TASK STATEMENT
Locate each line holding the string "Ленина" and copy it.

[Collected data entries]
******

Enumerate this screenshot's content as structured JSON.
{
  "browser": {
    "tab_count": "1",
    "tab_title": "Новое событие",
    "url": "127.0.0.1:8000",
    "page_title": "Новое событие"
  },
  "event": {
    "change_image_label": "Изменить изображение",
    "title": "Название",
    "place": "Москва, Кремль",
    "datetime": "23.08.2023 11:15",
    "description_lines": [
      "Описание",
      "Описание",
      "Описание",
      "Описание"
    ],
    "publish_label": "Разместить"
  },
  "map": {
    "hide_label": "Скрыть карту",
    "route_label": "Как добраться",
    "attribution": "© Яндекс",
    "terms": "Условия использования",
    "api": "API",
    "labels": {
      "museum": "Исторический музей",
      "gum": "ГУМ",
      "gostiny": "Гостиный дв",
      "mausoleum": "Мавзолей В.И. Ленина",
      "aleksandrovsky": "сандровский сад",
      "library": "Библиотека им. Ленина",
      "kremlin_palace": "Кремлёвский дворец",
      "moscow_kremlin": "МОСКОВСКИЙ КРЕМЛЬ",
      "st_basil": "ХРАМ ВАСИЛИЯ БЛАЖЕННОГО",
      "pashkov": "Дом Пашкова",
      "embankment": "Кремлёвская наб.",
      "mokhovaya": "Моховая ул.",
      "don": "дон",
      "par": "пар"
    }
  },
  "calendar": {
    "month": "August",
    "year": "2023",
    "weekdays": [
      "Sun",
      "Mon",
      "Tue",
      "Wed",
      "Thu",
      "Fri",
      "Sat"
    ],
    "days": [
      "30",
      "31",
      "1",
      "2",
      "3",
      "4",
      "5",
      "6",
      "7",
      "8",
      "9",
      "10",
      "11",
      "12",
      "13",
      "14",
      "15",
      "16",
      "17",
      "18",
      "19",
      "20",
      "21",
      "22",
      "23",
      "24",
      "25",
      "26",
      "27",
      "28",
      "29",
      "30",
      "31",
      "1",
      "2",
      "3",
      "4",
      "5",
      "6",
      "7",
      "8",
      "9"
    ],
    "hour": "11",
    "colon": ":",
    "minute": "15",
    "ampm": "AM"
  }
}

******

SOLUTION TO THIS EXERCISE
      "mausoleum": "Мавзолей В.И. Ленина",
      "library": "Библиотека им. Ленина",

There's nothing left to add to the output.